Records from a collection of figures

────────────────

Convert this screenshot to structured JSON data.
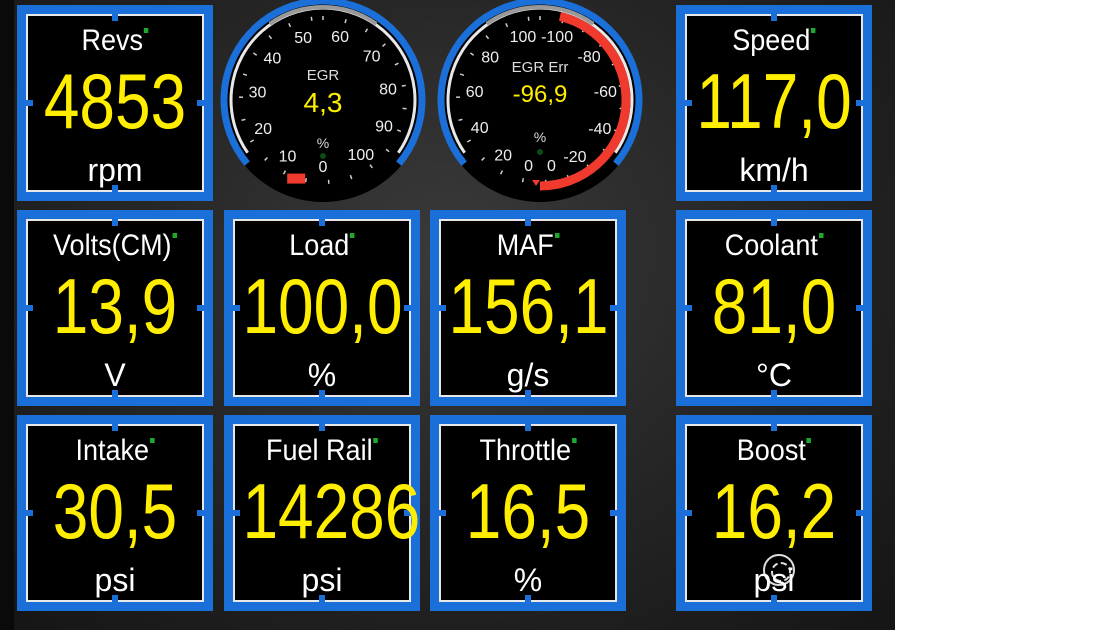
{
  "colors": {
    "frame": "#1a6fd8",
    "value": "#ffee00",
    "label": "#ffffff",
    "indicator": "#1fa82e",
    "arc": "#f03a2e"
  },
  "tiles": [
    {
      "label": "Revs",
      "value": "4853",
      "unit": "rpm"
    },
    {
      "label": "Speed",
      "value": "117,0",
      "unit": "km/h"
    },
    {
      "label": "Volts(CM)",
      "value": "13,9",
      "unit": "V"
    },
    {
      "label": "Load",
      "value": "100,0",
      "unit": "%"
    },
    {
      "label": "MAF",
      "value": "156,1",
      "unit": "g/s"
    },
    {
      "label": "Coolant",
      "value": "81,0",
      "unit": "°C"
    },
    {
      "label": "Intake",
      "value": "30,5",
      "unit": "psi"
    },
    {
      "label": "Fuel Rail",
      "value": "14286",
      "unit": "psi"
    },
    {
      "label": "Throttle",
      "value": "16,5",
      "unit": "%"
    },
    {
      "label": "Boost",
      "value": "16,2",
      "unit": "psi",
      "icon": "turbo-icon"
    }
  ],
  "gauges": [
    {
      "label": "EGR",
      "value": "4,3",
      "reading": 4.3,
      "unit": "%",
      "ticks": [
        "0",
        "10",
        "20",
        "30",
        "40",
        "50",
        "60",
        "70",
        "80",
        "90",
        "100"
      ],
      "range": [
        0,
        100
      ]
    },
    {
      "label": "EGR Err",
      "value": "-96,9",
      "reading": -96.9,
      "unit": "%",
      "ticks_pos": [
        "0",
        "20",
        "40",
        "60",
        "80",
        "100"
      ],
      "ticks_neg": [
        "-100",
        "-80",
        "-60",
        "-40",
        "-20",
        "0"
      ],
      "range": [
        -100,
        100
      ]
    }
  ]
}
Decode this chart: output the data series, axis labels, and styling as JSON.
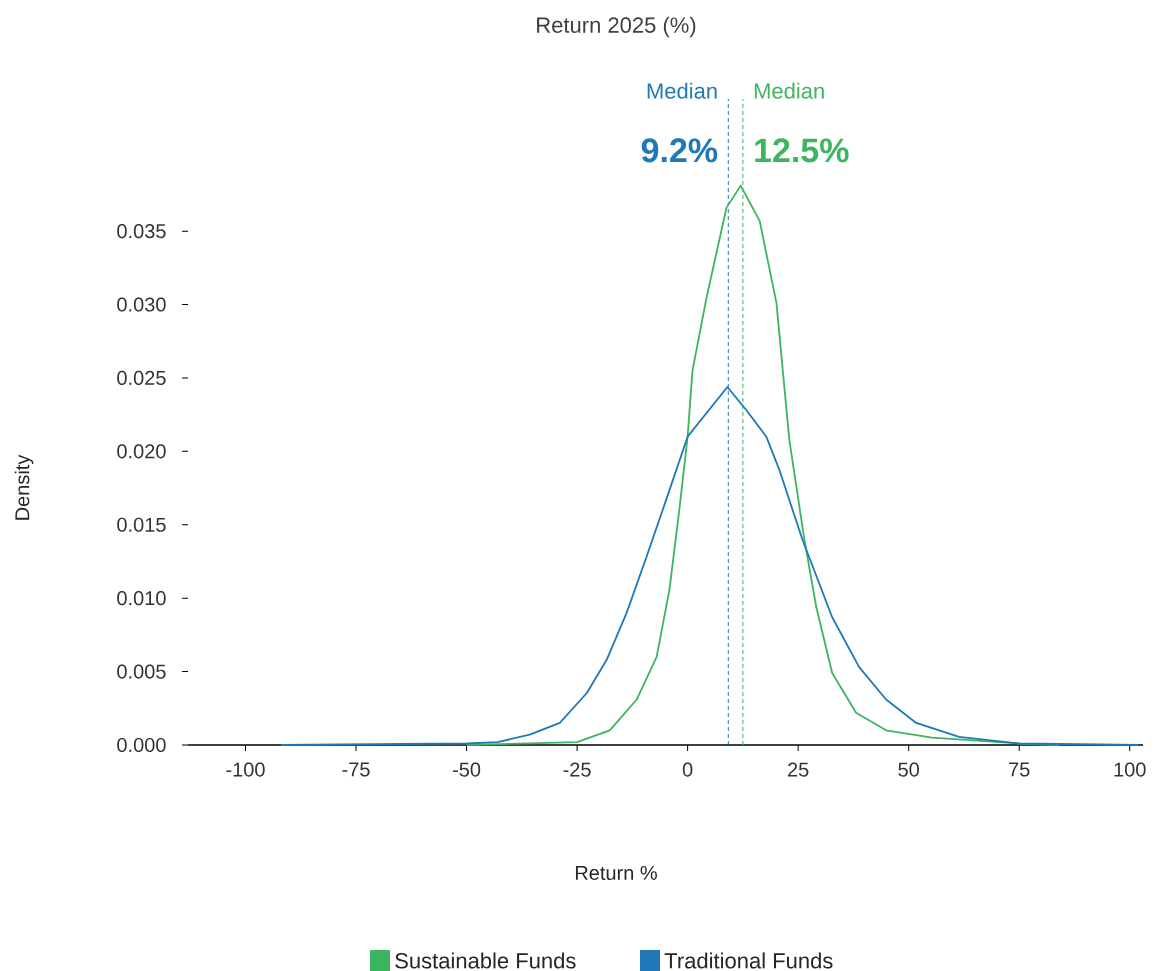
{
  "chart_data": {
    "type": "line",
    "title": "Return 2025 (%)",
    "xlabel": "Return %",
    "ylabel": "Density",
    "xlim": [
      -113,
      103
    ],
    "ylim": [
      0,
      0.044
    ],
    "xticks": [
      -100,
      -75,
      -50,
      -25,
      0,
      25,
      50,
      75,
      100
    ],
    "yticks": [
      {
        "value": 0,
        "label": "0.000"
      },
      {
        "value": 0.005,
        "label": "0.005"
      },
      {
        "value": 0.01,
        "label": "0.010"
      },
      {
        "value": 0.015,
        "label": "0.015"
      },
      {
        "value": 0.02,
        "label": "0.020"
      },
      {
        "value": 0.025,
        "label": "0.025"
      },
      {
        "value": 0.03,
        "label": "0.030"
      },
      {
        "value": 0.035,
        "label": "0.035"
      }
    ],
    "grid": false,
    "legend": "bottom",
    "marker": "none",
    "line_style": "solid",
    "series": [
      {
        "name": "Sustainable Funds",
        "color": "#3cb55e",
        "x": [
          -50,
          -25,
          -17.6,
          -11.5,
          -7,
          -4.1,
          -1.8,
          0,
          1.1,
          4.3,
          8.8,
          12,
          16.3,
          20.1,
          23,
          26.4,
          29.1,
          32.7,
          38.1,
          44.9,
          55.3,
          75,
          84
        ],
        "values": [
          0,
          0.0002,
          0.001,
          0.0031,
          0.006,
          0.0106,
          0.0162,
          0.021,
          0.0255,
          0.0305,
          0.0366,
          0.0381,
          0.0357,
          0.0301,
          0.0208,
          0.014,
          0.0094,
          0.0049,
          0.0022,
          0.001,
          0.0005,
          0.0001,
          0
        ]
      },
      {
        "name": "Traditional Funds",
        "color": "#1f78b8",
        "x": [
          -92,
          -50,
          -43,
          -35.7,
          -28.9,
          -22.8,
          -18.3,
          -13.8,
          -9.3,
          -4.1,
          0,
          9,
          13.3,
          17.8,
          20.8,
          26,
          32.7,
          38.8,
          44.9,
          51.7,
          61.4,
          75,
          102
        ],
        "values": [
          0,
          0.0001,
          0.0002,
          0.0007,
          0.0015,
          0.00354,
          0.0058,
          0.009,
          0.0128,
          0.01736,
          0.021,
          0.02438,
          0.0228,
          0.021,
          0.0187,
          0.01396,
          0.0087,
          0.0053,
          0.0031,
          0.0015,
          0.00055,
          0.0001,
          0
        ]
      }
    ],
    "ref_lines": [
      {
        "axis": "x",
        "value": 9.2,
        "label": "Median",
        "color": "#1f78b8",
        "line_style": "dashed"
      },
      {
        "axis": "x",
        "value": 12.5,
        "label": "Median",
        "color": "#3cb55e",
        "line_style": "dashed"
      }
    ],
    "annotations": [
      {
        "text": "9.2%",
        "x": 9.2,
        "y": 0.0405
      },
      {
        "text": "12.5%",
        "x": 12.5,
        "y": 0.0405
      }
    ]
  }
}
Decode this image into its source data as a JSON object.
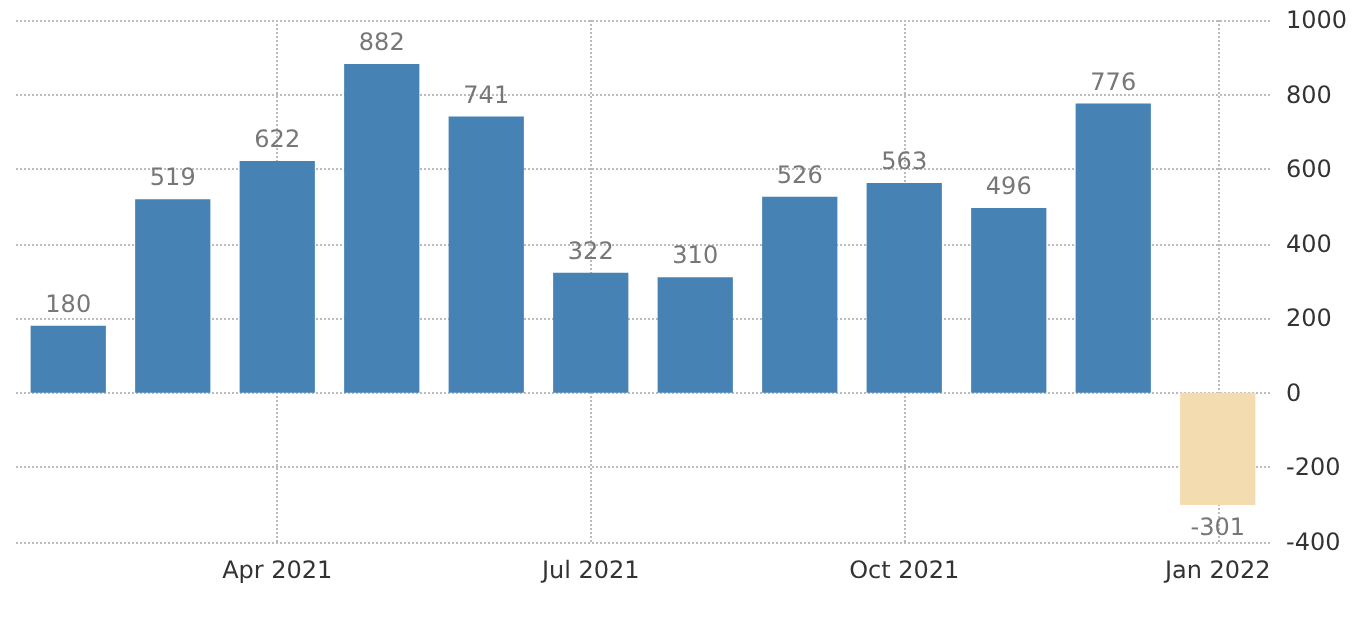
{
  "chart_data": {
    "type": "bar",
    "categories": [
      null,
      null,
      "Apr 2021",
      null,
      null,
      "Jul 2021",
      null,
      null,
      "Oct 2021",
      null,
      null,
      "Jan 2022"
    ],
    "values": [
      180,
      519,
      622,
      882,
      741,
      322,
      310,
      526,
      563,
      496,
      776,
      -301
    ],
    "colors": [
      "#4682b4",
      "#4682b4",
      "#4682b4",
      "#4682b4",
      "#4682b4",
      "#4682b4",
      "#4682b4",
      "#4682b4",
      "#4682b4",
      "#4682b4",
      "#4682b4",
      "#f3dcb0"
    ],
    "ylim": [
      -400,
      1000
    ],
    "yticks": [
      -400,
      -200,
      0,
      200,
      400,
      600,
      800,
      1000
    ],
    "data_labels": true,
    "grid": true
  }
}
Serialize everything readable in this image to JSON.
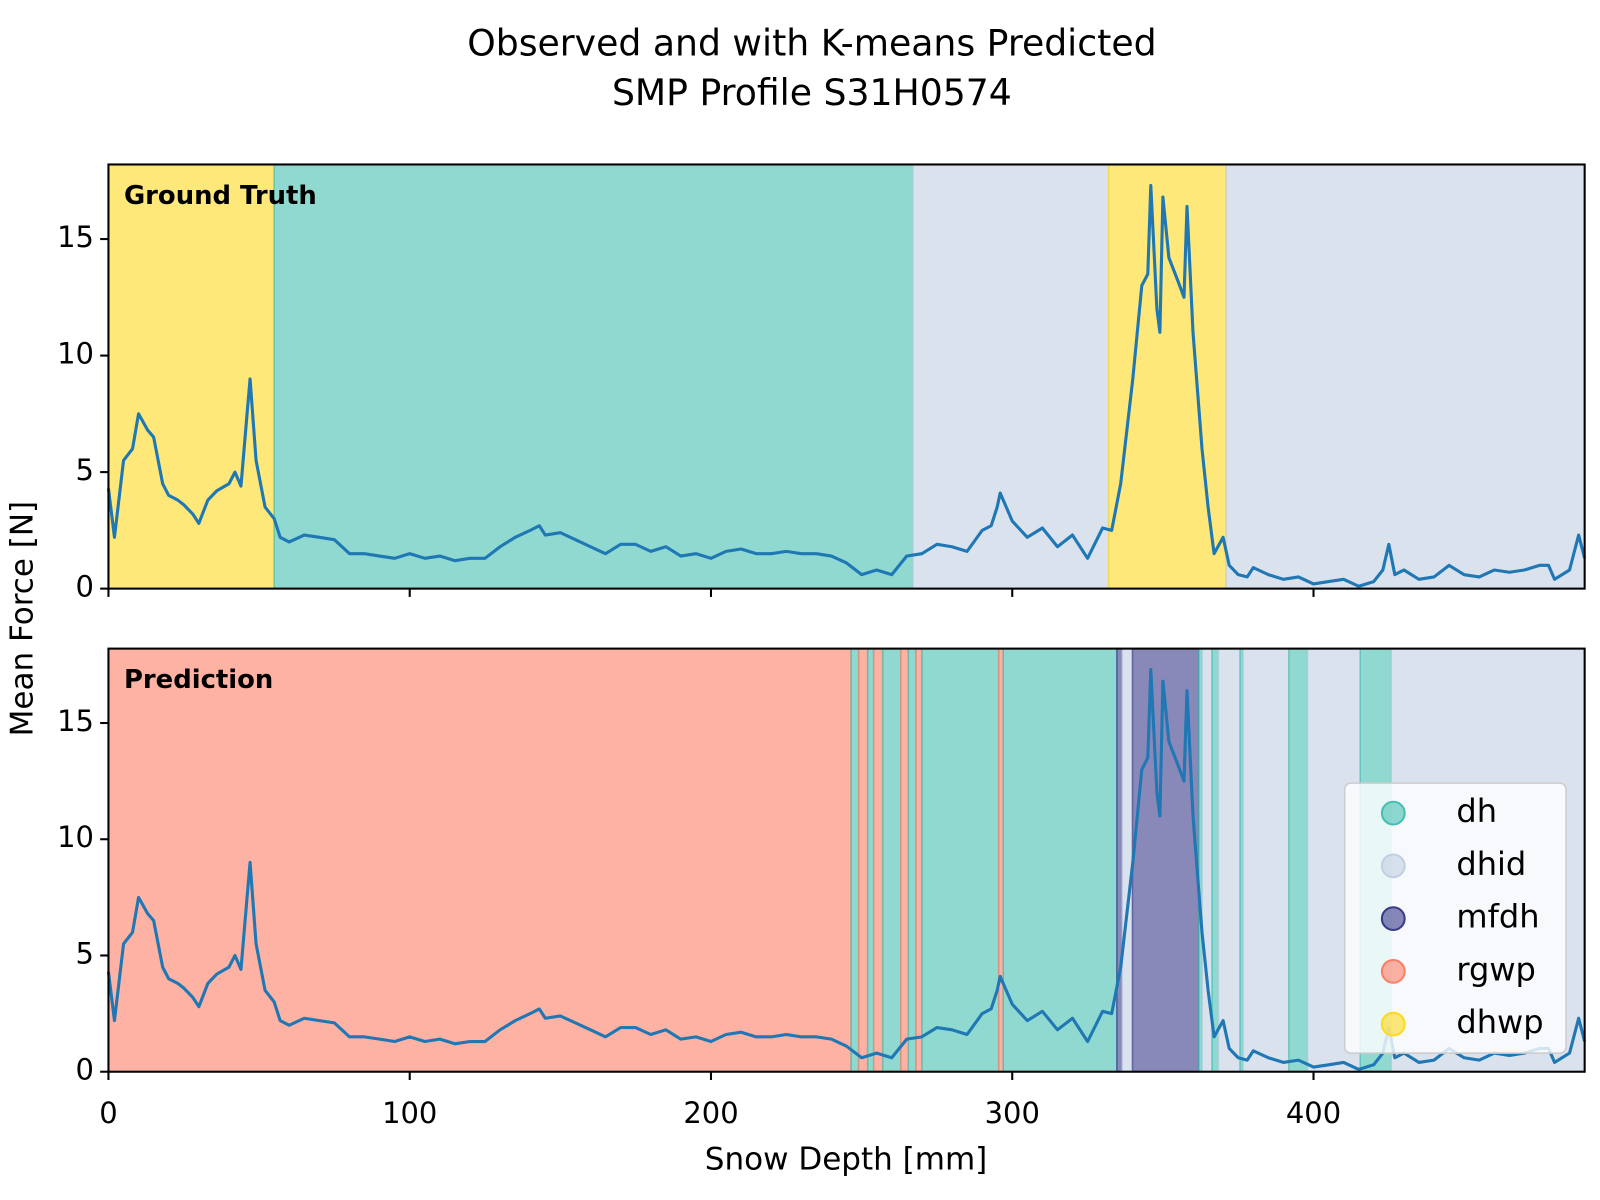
{
  "chart_data": {
    "type": "line",
    "title": [
      "Observed and with K-means Predicted",
      "SMP Profile S31H0574"
    ],
    "x_label": "Snow Depth [mm]",
    "y_label": "Mean Force [N]",
    "color": "#1f77b4",
    "x": [
      0,
      2,
      5,
      8,
      10,
      13,
      15,
      18,
      20,
      23,
      25,
      28,
      30,
      33,
      36,
      40,
      42,
      44,
      46,
      47,
      49,
      52,
      55,
      57,
      60,
      65,
      70,
      75,
      80,
      85,
      90,
      95,
      100,
      105,
      110,
      115,
      120,
      125,
      130,
      135,
      140,
      143,
      145,
      150,
      155,
      160,
      165,
      170,
      175,
      180,
      185,
      190,
      195,
      200,
      205,
      210,
      215,
      220,
      225,
      230,
      235,
      240,
      245,
      250,
      255,
      260,
      265,
      270,
      275,
      280,
      285,
      290,
      293,
      295,
      296,
      300,
      305,
      310,
      315,
      320,
      325,
      330,
      333,
      336,
      340,
      343,
      345,
      346,
      348,
      349,
      350,
      352,
      355,
      357,
      358,
      360,
      363,
      365,
      367,
      370,
      372,
      375,
      378,
      380,
      385,
      390,
      395,
      400,
      405,
      410,
      415,
      420,
      423,
      425,
      427,
      430,
      435,
      440,
      445,
      450,
      455,
      460,
      465,
      470,
      475,
      478,
      480,
      485,
      488,
      490
    ],
    "values": [
      4.3,
      2.2,
      5.5,
      6,
      7.5,
      6.8,
      6.5,
      4.5,
      4,
      3.8,
      3.6,
      3.2,
      2.8,
      3.8,
      4.2,
      4.5,
      5,
      4.4,
      7.5,
      9,
      5.5,
      3.5,
      3,
      2.2,
      2,
      2.3,
      2.2,
      2.1,
      1.5,
      1.5,
      1.4,
      1.3,
      1.5,
      1.3,
      1.4,
      1.2,
      1.3,
      1.3,
      1.8,
      2.2,
      2.5,
      2.7,
      2.3,
      2.4,
      2.1,
      1.8,
      1.5,
      1.9,
      1.9,
      1.6,
      1.8,
      1.4,
      1.5,
      1.3,
      1.6,
      1.7,
      1.5,
      1.5,
      1.6,
      1.5,
      1.5,
      1.4,
      1.1,
      0.6,
      0.8,
      0.6,
      1.4,
      1.5,
      1.9,
      1.8,
      1.6,
      2.5,
      2.7,
      3.5,
      4.1,
      2.9,
      2.2,
      2.6,
      1.8,
      2.3,
      1.3,
      2.6,
      2.5,
      4.5,
      9,
      13,
      13.5,
      17.3,
      12,
      11,
      16.8,
      14.2,
      13.2,
      12.5,
      16.4,
      11,
      6,
      3.5,
      1.5,
      2.2,
      1,
      0.6,
      0.5,
      0.9,
      0.6,
      0.4,
      0.5,
      0.2,
      0.3,
      0.4,
      0.1,
      0.3,
      0.8,
      1.9,
      0.6,
      0.8,
      0.4,
      0.5,
      1.0,
      0.6,
      0.5,
      0.8,
      0.7,
      0.8,
      1.0,
      1.0,
      0.4,
      0.8,
      2.3,
      1.3
    ],
    "xlim": [
      0,
      490
    ],
    "ylim": [
      0,
      18.2
    ],
    "xticks": [
      0,
      100,
      200,
      300,
      400
    ],
    "yticks": [
      0,
      5,
      10,
      15
    ],
    "legend_loc": "lower right",
    "legend": [
      {
        "name": "dh",
        "color": "#45bfb2"
      },
      {
        "name": "dhid",
        "color": "#c1cfe2"
      },
      {
        "name": "mfdh",
        "color": "#3b3b8a"
      },
      {
        "name": "rgwp",
        "color": "#fb7e67"
      },
      {
        "name": "dhwp",
        "color": "#fed920"
      }
    ],
    "panels": [
      {
        "label": "Ground Truth",
        "segments": [
          {
            "start": 0,
            "end": 55,
            "class": "dhwp"
          },
          {
            "start": 55,
            "end": 267,
            "class": "dh"
          },
          {
            "start": 267,
            "end": 332,
            "class": "dhid"
          },
          {
            "start": 332,
            "end": 371,
            "class": "dhwp"
          },
          {
            "start": 371,
            "end": 490,
            "class": "dhid"
          }
        ]
      },
      {
        "label": "Prediction",
        "segments": [
          {
            "start": 0,
            "end": 246.5,
            "class": "rgwp"
          },
          {
            "start": 246.5,
            "end": 249,
            "class": "dh"
          },
          {
            "start": 249,
            "end": 252,
            "class": "rgwp"
          },
          {
            "start": 252,
            "end": 254,
            "class": "dh"
          },
          {
            "start": 254,
            "end": 257,
            "class": "rgwp"
          },
          {
            "start": 257,
            "end": 263,
            "class": "dh"
          },
          {
            "start": 263,
            "end": 265.5,
            "class": "rgwp"
          },
          {
            "start": 265.5,
            "end": 268,
            "class": "dh"
          },
          {
            "start": 268,
            "end": 270,
            "class": "rgwp"
          },
          {
            "start": 270,
            "end": 295.5,
            "class": "dh"
          },
          {
            "start": 295.5,
            "end": 297,
            "class": "rgwp"
          },
          {
            "start": 297,
            "end": 334.7,
            "class": "dh"
          },
          {
            "start": 334.7,
            "end": 336.4,
            "class": "mfdh"
          },
          {
            "start": 336.4,
            "end": 339.9,
            "class": "dhid"
          },
          {
            "start": 339.9,
            "end": 361.9,
            "class": "mfdh"
          },
          {
            "start": 361.9,
            "end": 363,
            "class": "dh"
          },
          {
            "start": 363,
            "end": 366.3,
            "class": "dhid"
          },
          {
            "start": 366.3,
            "end": 368.4,
            "class": "dh"
          },
          {
            "start": 368.4,
            "end": 375.6,
            "class": "dhid"
          },
          {
            "start": 375.6,
            "end": 376.6,
            "class": "dh"
          },
          {
            "start": 376.6,
            "end": 391.8,
            "class": "dhid"
          },
          {
            "start": 391.8,
            "end": 398,
            "class": "dh"
          },
          {
            "start": 398,
            "end": 415.5,
            "class": "dhid"
          },
          {
            "start": 415.5,
            "end": 425.8,
            "class": "dh"
          },
          {
            "start": 425.8,
            "end": 490,
            "class": "dhid"
          }
        ]
      }
    ]
  }
}
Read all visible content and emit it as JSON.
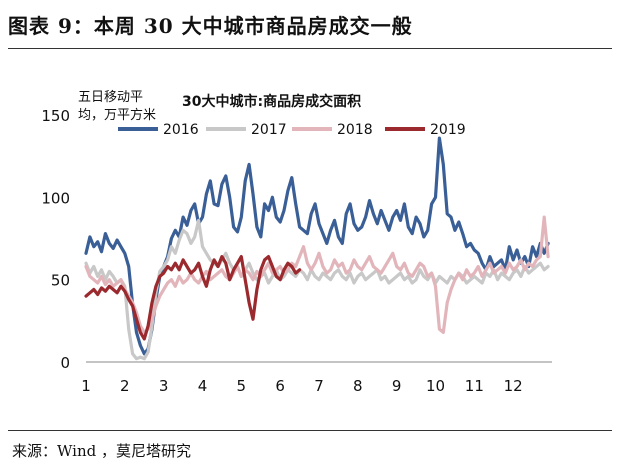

────────────────

(What the task requires) Count every line in the preceding entries where the string "this" appears, then state only the total.

(Written answer) 4